■ Requirement ■
Skip any picture you find and retype all the remaining lines exactly.

* Begin Task input *

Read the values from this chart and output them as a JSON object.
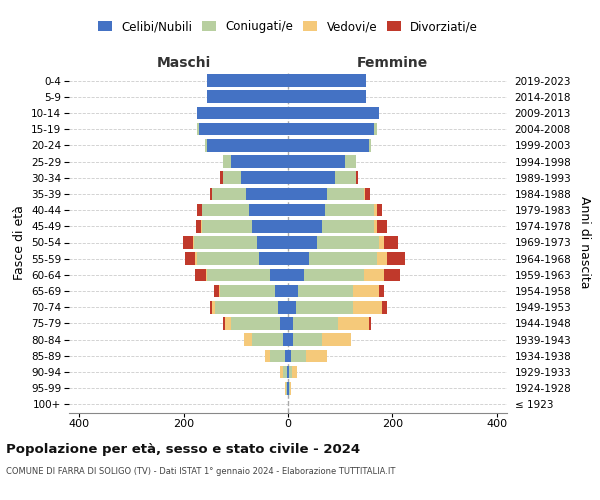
{
  "age_groups": [
    "100+",
    "95-99",
    "90-94",
    "85-89",
    "80-84",
    "75-79",
    "70-74",
    "65-69",
    "60-64",
    "55-59",
    "50-54",
    "45-49",
    "40-44",
    "35-39",
    "30-34",
    "25-29",
    "20-24",
    "15-19",
    "10-14",
    "5-9",
    "0-4"
  ],
  "birth_years": [
    "≤ 1923",
    "1924-1928",
    "1929-1933",
    "1934-1938",
    "1939-1943",
    "1944-1948",
    "1949-1953",
    "1954-1958",
    "1959-1963",
    "1964-1968",
    "1969-1973",
    "1974-1978",
    "1979-1983",
    "1984-1988",
    "1989-1993",
    "1994-1998",
    "1999-2003",
    "2004-2008",
    "2009-2013",
    "2014-2018",
    "2019-2023"
  ],
  "males_celibi": [
    0,
    1,
    2,
    5,
    10,
    15,
    20,
    25,
    35,
    55,
    60,
    70,
    75,
    80,
    90,
    110,
    155,
    170,
    175,
    155,
    155
  ],
  "males_coniugati": [
    0,
    3,
    8,
    30,
    60,
    95,
    120,
    105,
    120,
    120,
    120,
    95,
    90,
    65,
    35,
    15,
    5,
    5,
    0,
    0,
    0
  ],
  "males_vedovi": [
    0,
    2,
    5,
    10,
    15,
    10,
    5,
    2,
    3,
    3,
    2,
    2,
    0,
    0,
    0,
    0,
    0,
    0,
    0,
    0,
    0
  ],
  "males_divorziati": [
    0,
    0,
    0,
    0,
    0,
    5,
    5,
    10,
    20,
    20,
    20,
    10,
    10,
    5,
    5,
    0,
    0,
    0,
    0,
    0,
    0
  ],
  "females_nubili": [
    0,
    1,
    2,
    5,
    10,
    10,
    15,
    20,
    30,
    40,
    55,
    65,
    70,
    75,
    90,
    110,
    155,
    165,
    175,
    150,
    150
  ],
  "females_coniugate": [
    0,
    2,
    5,
    30,
    55,
    85,
    110,
    105,
    115,
    130,
    120,
    100,
    95,
    70,
    40,
    20,
    5,
    5,
    0,
    0,
    0
  ],
  "females_vedove": [
    0,
    3,
    10,
    40,
    55,
    60,
    55,
    50,
    40,
    20,
    10,
    5,
    5,
    3,
    0,
    0,
    0,
    0,
    0,
    0,
    0
  ],
  "females_divorziate": [
    0,
    0,
    0,
    0,
    0,
    5,
    10,
    10,
    30,
    35,
    25,
    20,
    10,
    10,
    5,
    0,
    0,
    0,
    0,
    0,
    0
  ],
  "color_celibi": "#4472c4",
  "color_coniugati": "#b8cfa0",
  "color_vedovi": "#f5c97a",
  "color_divorziati": "#c0392b",
  "title": "Popolazione per età, sesso e stato civile - 2024",
  "subtitle": "COMUNE DI FARRA DI SOLIGO (TV) - Dati ISTAT 1° gennaio 2024 - Elaborazione TUTTITALIA.IT",
  "ylabel_left": "Fasce di età",
  "ylabel_right": "Anni di nascita",
  "xlim": 420,
  "legend_labels": [
    "Celibi/Nubili",
    "Coniugati/e",
    "Vedovi/e",
    "Divorziati/e"
  ],
  "label_maschi": "Maschi",
  "label_femmine": "Femmine",
  "bg_color": "#ffffff"
}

* End Task input *

■ Full solution ■
Read the values from this chart and output them as a JSON object.
{
  "age_groups": [
    "100+",
    "95-99",
    "90-94",
    "85-89",
    "80-84",
    "75-79",
    "70-74",
    "65-69",
    "60-64",
    "55-59",
    "50-54",
    "45-49",
    "40-44",
    "35-39",
    "30-34",
    "25-29",
    "20-24",
    "15-19",
    "10-14",
    "5-9",
    "0-4"
  ],
  "birth_years": [
    "≤ 1923",
    "1924-1928",
    "1929-1933",
    "1934-1938",
    "1939-1943",
    "1944-1948",
    "1949-1953",
    "1954-1958",
    "1959-1963",
    "1964-1968",
    "1969-1973",
    "1974-1978",
    "1979-1983",
    "1984-1988",
    "1989-1993",
    "1994-1998",
    "1999-2003",
    "2004-2008",
    "2009-2013",
    "2014-2018",
    "2019-2023"
  ],
  "males_celibi": [
    0,
    1,
    2,
    5,
    10,
    15,
    20,
    25,
    35,
    55,
    60,
    70,
    75,
    80,
    90,
    110,
    155,
    170,
    175,
    155,
    155
  ],
  "males_coniugati": [
    0,
    3,
    8,
    30,
    60,
    95,
    120,
    105,
    120,
    120,
    120,
    95,
    90,
    65,
    35,
    15,
    5,
    5,
    0,
    0,
    0
  ],
  "males_vedovi": [
    0,
    2,
    5,
    10,
    15,
    10,
    5,
    2,
    3,
    3,
    2,
    2,
    0,
    0,
    0,
    0,
    0,
    0,
    0,
    0,
    0
  ],
  "males_divorziati": [
    0,
    0,
    0,
    0,
    0,
    5,
    5,
    10,
    20,
    20,
    20,
    10,
    10,
    5,
    5,
    0,
    0,
    0,
    0,
    0,
    0
  ],
  "females_nubili": [
    0,
    1,
    2,
    5,
    10,
    10,
    15,
    20,
    30,
    40,
    55,
    65,
    70,
    75,
    90,
    110,
    155,
    165,
    175,
    150,
    150
  ],
  "females_coniugate": [
    0,
    2,
    5,
    30,
    55,
    85,
    110,
    105,
    115,
    130,
    120,
    100,
    95,
    70,
    40,
    20,
    5,
    5,
    0,
    0,
    0
  ],
  "females_vedove": [
    0,
    3,
    10,
    40,
    55,
    60,
    55,
    50,
    40,
    20,
    10,
    5,
    5,
    3,
    0,
    0,
    0,
    0,
    0,
    0,
    0
  ],
  "females_divorziate": [
    0,
    0,
    0,
    0,
    0,
    5,
    10,
    10,
    30,
    35,
    25,
    20,
    10,
    10,
    5,
    0,
    0,
    0,
    0,
    0,
    0
  ],
  "color_celibi": "#4472c4",
  "color_coniugati": "#b8cfa0",
  "color_vedovi": "#f5c97a",
  "color_divorziati": "#c0392b",
  "title": "Popolazione per età, sesso e stato civile - 2024",
  "subtitle": "COMUNE DI FARRA DI SOLIGO (TV) - Dati ISTAT 1° gennaio 2024 - Elaborazione TUTTITALIA.IT",
  "ylabel_left": "Fasce di età",
  "ylabel_right": "Anni di nascita",
  "xlim": 420,
  "legend_labels": [
    "Celibi/Nubili",
    "Coniugati/e",
    "Vedovi/e",
    "Divorziati/e"
  ],
  "label_maschi": "Maschi",
  "label_femmine": "Femmine",
  "bg_color": "#ffffff"
}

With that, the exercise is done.